- _DATASET_:
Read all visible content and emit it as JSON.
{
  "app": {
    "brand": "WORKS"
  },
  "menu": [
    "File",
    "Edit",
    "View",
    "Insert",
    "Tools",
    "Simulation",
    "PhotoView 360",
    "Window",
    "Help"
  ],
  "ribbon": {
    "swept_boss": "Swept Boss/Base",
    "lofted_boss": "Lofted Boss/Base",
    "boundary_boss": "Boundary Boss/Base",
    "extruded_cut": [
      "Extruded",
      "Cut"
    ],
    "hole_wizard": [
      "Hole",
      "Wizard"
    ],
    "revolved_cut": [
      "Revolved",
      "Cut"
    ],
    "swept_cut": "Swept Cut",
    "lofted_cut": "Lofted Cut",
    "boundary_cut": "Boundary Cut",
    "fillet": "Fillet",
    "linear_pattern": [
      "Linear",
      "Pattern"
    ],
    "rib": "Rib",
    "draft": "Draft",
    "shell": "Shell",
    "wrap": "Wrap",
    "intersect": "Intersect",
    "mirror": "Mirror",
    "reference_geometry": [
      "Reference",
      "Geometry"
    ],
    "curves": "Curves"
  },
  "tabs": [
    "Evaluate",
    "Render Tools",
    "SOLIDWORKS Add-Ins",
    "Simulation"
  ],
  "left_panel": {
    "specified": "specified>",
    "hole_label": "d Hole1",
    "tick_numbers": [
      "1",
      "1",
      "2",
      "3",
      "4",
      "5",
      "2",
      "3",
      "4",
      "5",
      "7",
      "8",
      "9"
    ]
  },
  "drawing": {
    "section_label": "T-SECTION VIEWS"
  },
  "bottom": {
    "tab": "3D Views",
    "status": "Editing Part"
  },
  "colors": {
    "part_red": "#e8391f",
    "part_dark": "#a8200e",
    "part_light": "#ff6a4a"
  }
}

- _OBJECTIVE_: The listing above should be transcribed in full, exactly as written.

- _RESULT FOR THIS EXERCISE_:
Read all visible content and emit it as JSON.
{
  "app": {
    "brand": "WORKS"
  },
  "menu": [
    "File",
    "Edit",
    "View",
    "Insert",
    "Tools",
    "Simulation",
    "PhotoView 360",
    "Window",
    "Help"
  ],
  "ribbon": {
    "swept_boss": "Swept Boss/Base",
    "lofted_boss": "Lofted Boss/Base",
    "boundary_boss": "Boundary Boss/Base",
    "extruded_cut": [
      "Extruded",
      "Cut"
    ],
    "hole_wizard": [
      "Hole",
      "Wizard"
    ],
    "revolved_cut": [
      "Revolved",
      "Cut"
    ],
    "swept_cut": "Swept Cut",
    "lofted_cut": "Lofted Cut",
    "boundary_cut": "Boundary Cut",
    "fillet": "Fillet",
    "linear_pattern": [
      "Linear",
      "Pattern"
    ],
    "rib": "Rib",
    "draft": "Draft",
    "shell": "Shell",
    "wrap": "Wrap",
    "intersect": "Intersect",
    "mirror": "Mirror",
    "reference_geometry": [
      "Reference",
      "Geometry"
    ],
    "curves": "Curves"
  },
  "tabs": [
    "Evaluate",
    "Render Tools",
    "SOLIDWORKS Add-Ins",
    "Simulation"
  ],
  "left_panel": {
    "specified": "specified>",
    "hole_label": "d Hole1",
    "tick_numbers": [
      "1",
      "1",
      "2",
      "3",
      "4",
      "5",
      "2",
      "3",
      "4",
      "5",
      "7",
      "8",
      "9"
    ]
  },
  "drawing": {
    "section_label": "T-SECTION VIEWS"
  },
  "bottom": {
    "tab": "3D Views",
    "status": "Editing Part"
  },
  "colors": {
    "part_red": "#e8391f",
    "part_dark": "#a8200e",
    "part_light": "#ff6a4a"
  }
}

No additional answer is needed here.